→ **Source passage**:
I’d happily pony up any co-pay for a bike doc at the right time.

I’ve been riding ____________ (still unnamed bike) quite a bit these days, and–knock on wood–have not had a flat tire yet. But I know that day will come, and I will be left, probably in tears, as I take 30 minutes to do what most cyclists can do in 5. I wrote this story about how I suck at changing flats for Bicycling magazine at least five years ago, and, sadly, it applies as much today as it did when they published it.

I felt invincible pedaling across the George Washington Bridge on my brand-new, triple-chainringed red wheels, the first bike I’d owned since my three-speed Schwinn 15 years prior. The day before, I had taken a few laps of Central Park, clicking my first pair of cleats into and out of the pedals, the only mechanical skill I thought I needed for my new wheels. I was reveling in seeing the pavement fly beneath me, until I heard a “psssst” coming from my front wheel. The thought crossed my mind that it wasn’t a good noise, so I turned around but kept pedaling, confident I could cover the 5 or so miles back home to New York City. Wrong. Within a few more pedal strokes I stopped dead on the rim. I clacked 400 yards to a gas station, tears streaming down my cheeks, feeling as if I was stranded with nobody around for hundreds of miles, and not in suburban New Jersey on Route 9W, cars flying past.

→ **Data records**:

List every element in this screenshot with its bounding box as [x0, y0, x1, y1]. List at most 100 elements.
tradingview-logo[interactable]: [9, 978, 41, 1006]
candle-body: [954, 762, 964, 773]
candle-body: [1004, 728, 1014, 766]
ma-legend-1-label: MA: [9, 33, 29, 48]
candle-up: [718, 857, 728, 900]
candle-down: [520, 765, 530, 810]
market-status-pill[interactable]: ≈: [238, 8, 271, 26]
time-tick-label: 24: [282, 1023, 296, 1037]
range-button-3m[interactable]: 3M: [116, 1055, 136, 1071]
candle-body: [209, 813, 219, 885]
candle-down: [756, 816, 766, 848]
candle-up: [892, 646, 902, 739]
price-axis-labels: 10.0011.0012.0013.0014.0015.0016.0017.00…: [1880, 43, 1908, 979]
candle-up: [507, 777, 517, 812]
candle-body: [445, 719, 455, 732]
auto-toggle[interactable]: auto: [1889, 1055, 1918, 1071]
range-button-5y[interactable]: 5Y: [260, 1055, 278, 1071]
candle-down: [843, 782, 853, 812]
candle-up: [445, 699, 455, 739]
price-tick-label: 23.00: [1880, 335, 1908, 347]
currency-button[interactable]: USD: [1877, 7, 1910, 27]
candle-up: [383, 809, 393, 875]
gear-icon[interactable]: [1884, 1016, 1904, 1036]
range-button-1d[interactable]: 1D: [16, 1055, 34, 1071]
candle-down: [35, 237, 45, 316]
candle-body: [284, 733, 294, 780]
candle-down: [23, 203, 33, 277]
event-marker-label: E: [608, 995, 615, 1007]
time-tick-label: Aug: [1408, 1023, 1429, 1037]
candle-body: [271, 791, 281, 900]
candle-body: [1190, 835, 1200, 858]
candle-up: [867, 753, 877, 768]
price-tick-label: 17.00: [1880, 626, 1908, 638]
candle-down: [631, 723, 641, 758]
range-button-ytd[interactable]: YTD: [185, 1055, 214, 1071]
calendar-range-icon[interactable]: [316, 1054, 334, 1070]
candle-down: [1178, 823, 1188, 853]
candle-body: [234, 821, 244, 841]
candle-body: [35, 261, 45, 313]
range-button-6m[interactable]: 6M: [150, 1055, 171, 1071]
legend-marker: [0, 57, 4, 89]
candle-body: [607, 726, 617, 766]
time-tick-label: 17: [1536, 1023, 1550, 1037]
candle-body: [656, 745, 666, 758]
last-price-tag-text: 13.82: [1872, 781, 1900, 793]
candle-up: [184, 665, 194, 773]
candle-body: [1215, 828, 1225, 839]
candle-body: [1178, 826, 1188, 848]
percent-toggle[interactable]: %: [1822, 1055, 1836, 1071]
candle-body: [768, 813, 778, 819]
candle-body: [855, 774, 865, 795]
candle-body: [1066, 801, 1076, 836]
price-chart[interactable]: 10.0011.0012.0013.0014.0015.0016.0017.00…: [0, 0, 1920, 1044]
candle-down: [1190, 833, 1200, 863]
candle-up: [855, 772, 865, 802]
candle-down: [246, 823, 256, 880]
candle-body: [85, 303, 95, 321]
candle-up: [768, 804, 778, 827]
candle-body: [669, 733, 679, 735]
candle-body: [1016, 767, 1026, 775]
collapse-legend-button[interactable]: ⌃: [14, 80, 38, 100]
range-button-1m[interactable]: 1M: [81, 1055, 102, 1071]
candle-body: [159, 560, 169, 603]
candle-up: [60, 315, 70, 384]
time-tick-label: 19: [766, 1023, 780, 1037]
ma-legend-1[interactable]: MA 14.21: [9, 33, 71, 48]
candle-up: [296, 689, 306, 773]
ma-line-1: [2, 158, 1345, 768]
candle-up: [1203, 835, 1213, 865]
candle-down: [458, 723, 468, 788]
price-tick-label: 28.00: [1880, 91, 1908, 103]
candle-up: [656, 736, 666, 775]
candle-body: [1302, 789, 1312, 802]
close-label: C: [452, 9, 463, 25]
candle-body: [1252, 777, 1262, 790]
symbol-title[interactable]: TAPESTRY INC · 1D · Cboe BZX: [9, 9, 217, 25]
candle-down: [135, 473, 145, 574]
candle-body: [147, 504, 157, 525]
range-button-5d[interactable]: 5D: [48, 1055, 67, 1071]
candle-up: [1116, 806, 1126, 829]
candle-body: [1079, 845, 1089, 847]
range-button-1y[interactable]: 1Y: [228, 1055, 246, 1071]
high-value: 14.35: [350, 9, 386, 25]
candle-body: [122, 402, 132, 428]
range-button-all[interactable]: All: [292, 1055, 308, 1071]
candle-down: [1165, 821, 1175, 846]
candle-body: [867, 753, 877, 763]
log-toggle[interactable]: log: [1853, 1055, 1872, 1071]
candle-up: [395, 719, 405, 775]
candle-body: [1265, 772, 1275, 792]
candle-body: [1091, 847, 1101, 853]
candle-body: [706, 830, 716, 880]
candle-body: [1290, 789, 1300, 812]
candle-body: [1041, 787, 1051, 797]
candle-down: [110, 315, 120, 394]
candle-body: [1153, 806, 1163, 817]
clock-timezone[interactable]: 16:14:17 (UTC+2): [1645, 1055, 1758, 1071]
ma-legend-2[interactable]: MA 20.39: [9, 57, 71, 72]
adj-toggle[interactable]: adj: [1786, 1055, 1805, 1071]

→ **Goals**:
**A.** Retype the stretch of the flat-tire story from "I’d happily pony" through "they published it.".
**B.** Extend the flat-tire story, picking up right after its final sentence.

→ **Per-task outputs**:
**A.**
I’d happily pony up any co-pay for a bike doc at the right time.

I’ve been riding ____________ (still unnamed bike) quite a bit these days, and–knock on wood–have not had a flat tire yet. But I know that day will come, and I will be left, probably in tears, as I take 30 minutes to do what most cyclists can do in 5. I wrote this story about how I suck at changing flats for Bicycling magazine at least five years ago, and, sadly, it applies as much today as it did when they published it.

**B.**
I stood at the station for a while, wondering if the air pump could somehow reinflate my tire. (I had no idea there was a tube in there, or that it had something called a “presta valve,” which wasn’t compatible with the pump’s chuck.) Too embarrassed to ask for mechanical help from the attendant–a good decision, in hindsight–I asked him for a phone book. Twenty minutes later I stuffed my bike, wheels not released (I had no idea they did that), into the back seat of a taxi, jumped into the front seat and bit my cheeks so I wouldn’t cry in front of the cab driver.

When I told my boyfriend, Grant, about my adventure over the phone, he didn’t judge me for being so–what’s the word?–stupid. Instead, that night, he brought over a seatbag, a minipump, tire levers and spare tubes for my new red ride. He knew enough about me, still clearly stinging from my ignorance, not to offer instruction; instead, he quietly fixed my flat. I can’t remember if I had told him at that point in our relationship that I loved him, but I definitely knew for sure then.

He eventually became my husband and, not surprisingly, my bike mechanic.

Fast-forward 10 years, and I know how to change a flat, kind of. Grant eventually taught me. But out of the 10 or so times I’ve flatted, I’ve fixed it successfully just once without any help. Because of flats I couldn’t figure out, I have: hitchhiked on Interstate 25 outside of Santa Fe, New Mexico; waited on the 3-mile loop of Brooklyn’s Prospect Park for Grant to lap me and realize I was no longer behind him; called Grant on my cell phone at least five other times to drive to me either to change my tube or take me home.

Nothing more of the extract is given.